**Task objective:**
Print the entries below word for word; the pictures stay out of your copy.

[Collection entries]
- - -

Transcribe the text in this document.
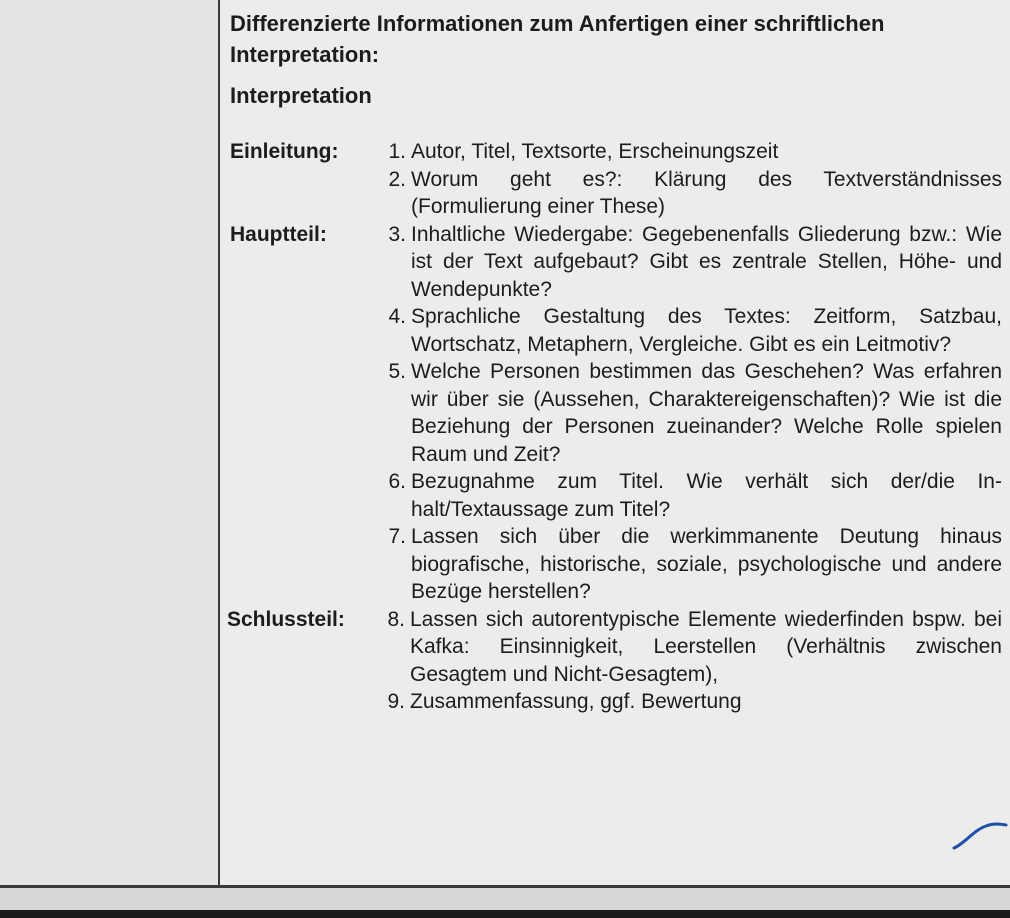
Differenzierte Informationen zum Anfertigen einer schriftlichen Interpretation:
Interpretation
Einleitung:	1. Autor, Titel, Textsorte, Erscheinungszeit
2. Worum geht es?: Klärung des Textverständnisses (Formulierung einer These)
Hauptteil:	3. Inhaltliche Wiedergabe: Gegebenenfalls Gliederung bzw.: Wie ist der Text aufgebaut? Gibt es zentrale Stellen, Höhe- und Wendepunkte?
4. Sprachliche Gestaltung des Textes: Zeitform, Satzbau, Wortschatz, Metaphern, Vergleiche. Gibt es ein Leitmotiv?
5. Welche Personen bestimmen das Geschehen? Was erfahren wir über sie (Aussehen, Charaktereigenschaften)? Wie ist die Beziehung der Personen zueinander? Welche Rolle spielen Raum und Zeit?
6. Bezugnahme zum Titel. Wie verhält sich der/die Inhalt/Textaussage zum Titel?
7. Lassen sich über die werkimmanente Deutung hinaus biografische, historische, soziale, psychologische und andere Bezüge herstellen?
Schlussteil:	8. Lassen sich autorentypische Elemente wiederfinden bspw. bei Kafka: Einsinnigkeit, Leerstellen (Verhältnis zwischen Gesagtem und Nicht-Gesagtem),
9. Zusammenfassung, ggf. Bewertung
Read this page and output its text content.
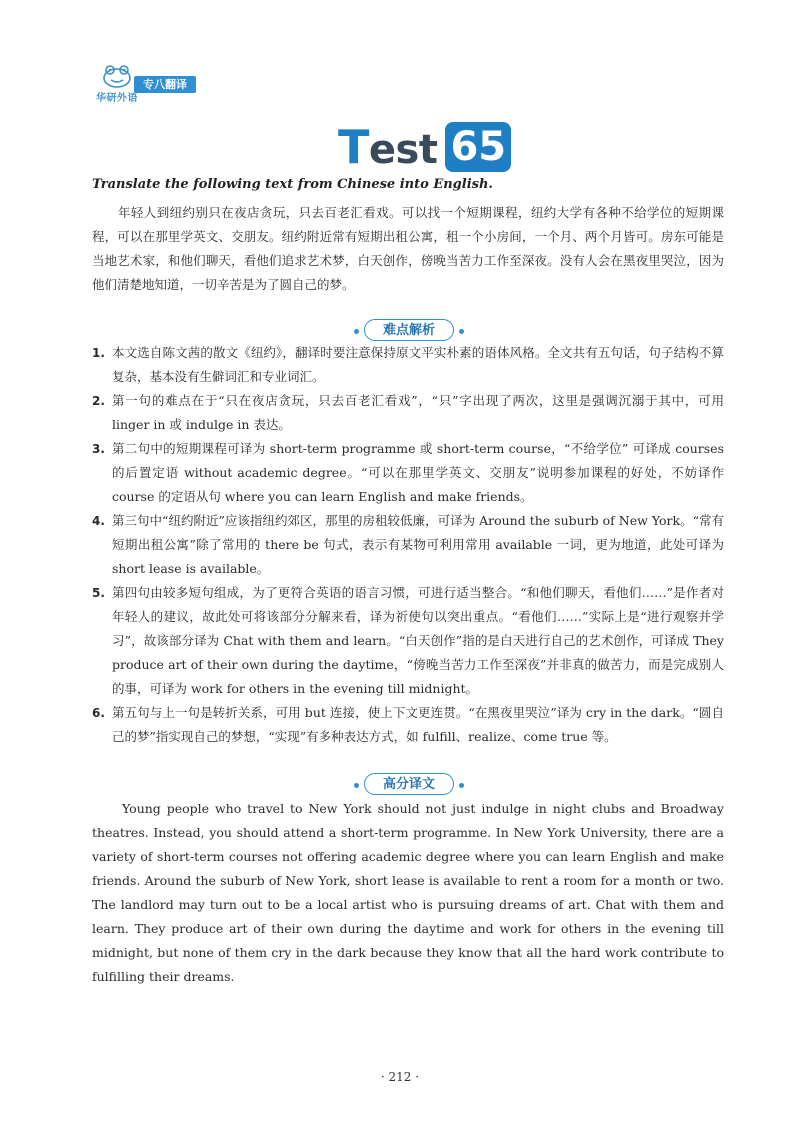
华研外语
专八翻译
Test 65
Translate the following text from Chinese into English.

年轻人到纽约别只在夜店贪玩，只去百老汇看戏。可以找一个短期课程，纽约大学有各种不给学位的短期课程，可以在那里学英文、交朋友。纽约附近常有短期出租公寓，租一个小房间，一个月、两个月皆可。房东可能是当地艺术家，和他们聊天，看他们追求艺术梦，白天创作，傍晚当苦力工作至深夜。没有人会在黑夜里哭泣，因为他们清楚地知道，一切辛苦是为了圆自己的梦。

难点解析
1. 本文选自陈文茜的散文《纽约》，翻译时要注意保持原文平实朴素的语体风格。全文共有五句话，句子结构不算复杂，基本没有生僻词汇和专业词汇。
2. 第一句的难点在于“只在夜店贪玩，只去百老汇看戏”，“只”字出现了两次，这里是强调沉溺于其中，可用 linger in 或 indulge in 表达。
3. 第二句中的短期课程可译为 short-term programme 或 short-term course，“不给学位” 可译成 courses 的后置定语 without academic degree。“可以在那里学英文、交朋友”说明参加课程的好处，不妨译作 course 的定语从句 where you can learn English and make friends。
4. 第三句中“纽约附近”应该指纽约郊区，那里的房租较低廉，可译为 Around the suburb of New York。“常有短期出租公寓”除了常用的 there be 句式，表示有某物可利用常用 available 一词，更为地道，此处可译为 short lease is available。
5. 第四句由较多短句组成，为了更符合英语的语言习惯，可进行适当整合。“和他们聊天，看他们……”是作者对年轻人的建议，故此处可将该部分分解来看，译为祈使句以突出重点。“看他们……”实际上是“进行观察并学习”，故该部分译为 Chat with them and learn。“白天创作”指的是白天进行自己的艺术创作，可译成 They produce art of their own during the daytime，“傍晚当苦力工作至深夜”并非真的做苦力，而是完成别人的事，可译为 work for others in the evening till midnight。
6. 第五句与上一句是转折关系，可用 but 连接，使上下文更连贯。“在黑夜里哭泣”译为 cry in the dark。“圆自己的梦”指实现自己的梦想，“实现”有多种表达方式，如 fulfill、realize、come true 等。
高分译文

Young people who travel to New York should not just indulge in night clubs and Broadway theatres. Instead, you should attend a short-term programme. In New York University, there are a variety of short-term courses not offering academic degree where you can learn English and make friends. Around the suburb of New York, short lease is available to rent a room for a month or two. The landlord may turn out to be a local artist who is pursuing dreams of art. Chat with them and learn. They produce art of their own during the daytime and work for others in the evening till midnight, but none of them cry in the dark because they know that all the hard work contribute to fulfilling their dreams.

· 212 ·
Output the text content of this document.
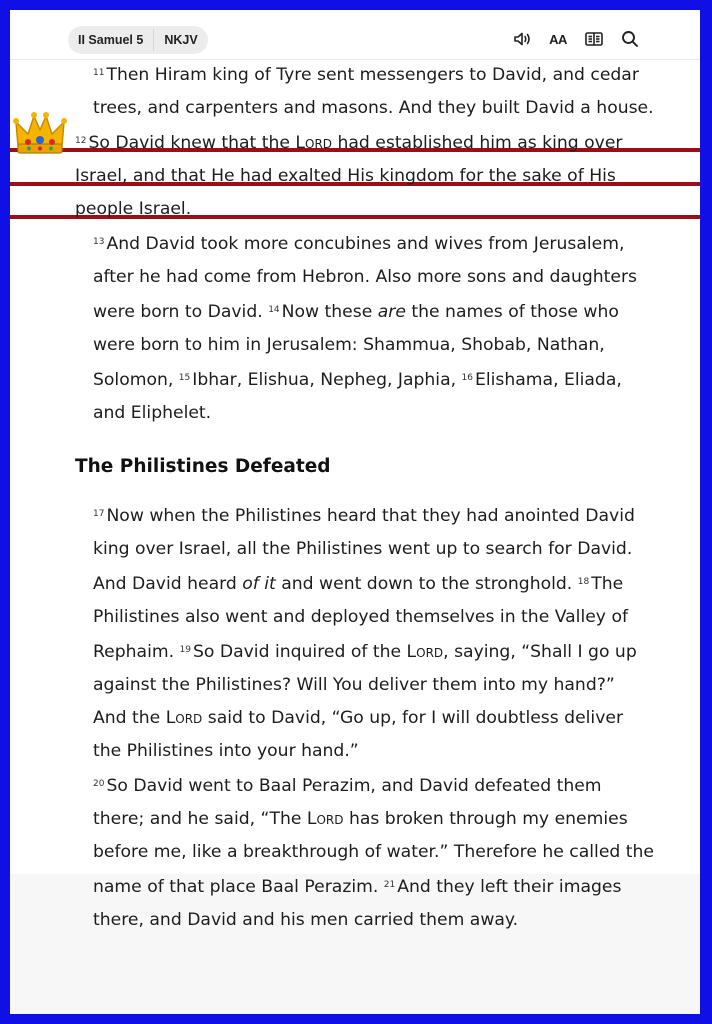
II Samuel 5	NKJV	AA

$^{11}$ Then Hiram king of Tyre sent messengers to David, and cedar trees, and carpenters and masons. And they built David a house.

$^{12}$ So David knew that the Lord had established him as king over Israel, and that He had exalted His kingdom for the sake of His people Israel.

$^{13}$ And David took more concubines and wives from Jerusalem, after he had come from Hebron. Also more sons and daughters were born to David. $^{14}$ Now these are the names of those who were born to him in Jerusalem: Shammua, Shobab, Nathan, Solomon, $^{15}$ Ibhar, Elishua, Nepheg, Japhia, $^{16}$ Elishama, Eliada, and Eliphelet.

The Philistines Defeated

$^{17}$ Now when the Philistines heard that they had anointed David king over Israel, all the Philistines went up to search for David. And David heard of it and went down to the stronghold. $^{18}$ The Philistines also went and deployed themselves in the Valley of Rephaim. $^{19}$ So David inquired of the Lord, saying, “Shall I go up against the Philistines? Will You deliver them into my hand?”

And the Lord said to David, “Go up, for I will doubtless deliver the Philistines into your hand.”

$^{20}$ So David went to Baal Perazim, and David defeated them there; and he said, “The Lord has broken through my enemies before me, like a breakthrough of water.” Therefore he called the name of that place Baal Perazim. $^{21}$ And they left their images there, and David and his men carried them away.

- - -

**Exercise solution:**
Transcribe the text in this document.
Differenzierte Informationen zum Anfertigen einer schriftlichen Interpretation:
Interpretation
Einleitung:	1. Autor, Titel, Textsorte, Erscheinungszeit
2. Worum geht es?: Klärung des Textverständnisses (Formulierung einer These)
Hauptteil:	3. Inhaltliche Wiedergabe: Gegebenenfalls Gliederung bzw.: Wie ist der Text aufgebaut? Gibt es zentrale Stellen, Höhe- und Wendepunkte?
4. Sprachliche Gestaltung des Textes: Zeitform, Satzbau, Wortschatz, Metaphern, Vergleiche. Gibt es ein Leitmotiv?
5. Welche Personen bestimmen das Geschehen? Was erfahren wir über sie (Aussehen, Charaktereigenschaften)? Wie ist die Beziehung der Personen zueinander? Welche Rolle spielen Raum und Zeit?
6. Bezugnahme zum Titel. Wie verhält sich der/die Inhalt/Textaussage zum Titel?
7. Lassen sich über die werkimmanente Deutung hinaus biografische, historische, soziale, psychologische und andere Bezüge herstellen?
Schlussteil:	8. Lassen sich autorentypische Elemente wiederfinden bspw. bei Kafka: Einsinnigkeit, Leerstellen (Verhältnis zwischen Gesagtem und Nicht-Gesagtem),
9. Zusammenfassung, ggf. Bewertung
Read this page and output its text content.
华研外语
专八翻译
Test 65
Translate the following text from Chinese into English.

年轻人到纽约别只在夜店贪玩，只去百老汇看戏。可以找一个短期课程，纽约大学有各种不给学位的短期课程，可以在那里学英文、交朋友。纽约附近常有短期出租公寓，租一个小房间，一个月、两个月皆可。房东可能是当地艺术家，和他们聊天，看他们追求艺术梦，白天创作，傍晚当苦力工作至深夜。没有人会在黑夜里哭泣，因为他们清楚地知道，一切辛苦是为了圆自己的梦。

难点解析
1. 本文选自陈文茜的散文《纽约》，翻译时要注意保持原文平实朴素的语体风格。全文共有五句话，句子结构不算复杂，基本没有生僻词汇和专业词汇。
2. 第一句的难点在于“只在夜店贪玩，只去百老汇看戏”，“只”字出现了两次，这里是强调沉溺于其中，可用 linger in 或 indulge in 表达。
3. 第二句中的短期课程可译为 short-term programme 或 short-term course，“不给学位” 可译成 courses 的后置定语 without academic degree。“可以在那里学英文、交朋友”说明参加课程的好处，不妨译作 course 的定语从句 where you can learn English and make friends。
4. 第三句中“纽约附近”应该指纽约郊区，那里的房租较低廉，可译为 Around the suburb of New York。“常有短期出租公寓”除了常用的 there be 句式，表示有某物可利用常用 available 一词，更为地道，此处可译为 short lease is available。
5. 第四句由较多短句组成，为了更符合英语的语言习惯，可进行适当整合。“和他们聊天，看他们……”是作者对年轻人的建议，故此处可将该部分分解来看，译为祈使句以突出重点。“看他们……”实际上是“进行观察并学习”，故该部分译为 Chat with them and learn。“白天创作”指的是白天进行自己的艺术创作，可译成 They produce art of their own during the daytime，“傍晚当苦力工作至深夜”并非真的做苦力，而是完成别人的事，可译为 work for others in the evening till midnight。
6. 第五句与上一句是转折关系，可用 but 连接，使上下文更连贯。“在黑夜里哭泣”译为 cry in the dark。“圆自己的梦”指实现自己的梦想，“实现”有多种表达方式，如 fulfill、realize、come true 等。
高分译文

Young people who travel to New York should not just indulge in night clubs and Broadway theatres. Instead, you should attend a short-term programme. In New York University, there are a variety of short-term courses not offering academic degree where you can learn English and make friends. Around the suburb of New York, short lease is available to rent a room for a month or two. The landlord may turn out to be a local artist who is pursuing dreams of art. Chat with them and learn. They produce art of their own during the daytime and work for others in the evening till midnight, but none of them cry in the dark because they know that all the hard work contribute to fulfilling their dreams.

· 212 ·
Output the text content of this document.
II Samuel 5	NKJV	AA

$^{11}$ Then Hiram king of Tyre sent messengers to David, and cedar trees, and carpenters and masons. And they built David a house.

$^{12}$ So David knew that the Lord had established him as king over Israel, and that He had exalted His kingdom for the sake of His people Israel.

$^{13}$ And David took more concubines and wives from Jerusalem, after he had come from Hebron. Also more sons and daughters were born to David. $^{14}$ Now these are the names of those who were born to him in Jerusalem: Shammua, Shobab, Nathan, Solomon, $^{15}$ Ibhar, Elishua, Nepheg, Japhia, $^{16}$ Elishama, Eliada, and Eliphelet.

The Philistines Defeated

$^{17}$ Now when the Philistines heard that they had anointed David king over Israel, all the Philistines went up to search for David. And David heard of it and went down to the stronghold. $^{18}$ The Philistines also went and deployed themselves in the Valley of Rephaim. $^{19}$ So David inquired of the Lord, saying, “Shall I go up against the Philistines? Will You deliver them into my hand?”

And the Lord said to David, “Go up, for I will doubtless deliver the Philistines into your hand.”

$^{20}$ So David went to Baal Perazim, and David defeated them there; and he said, “The Lord has broken through my enemies before me, like a breakthrough of water.” Therefore he called the name of that place Baal Perazim. $^{21}$ And they left their images there, and David and his men carried them away.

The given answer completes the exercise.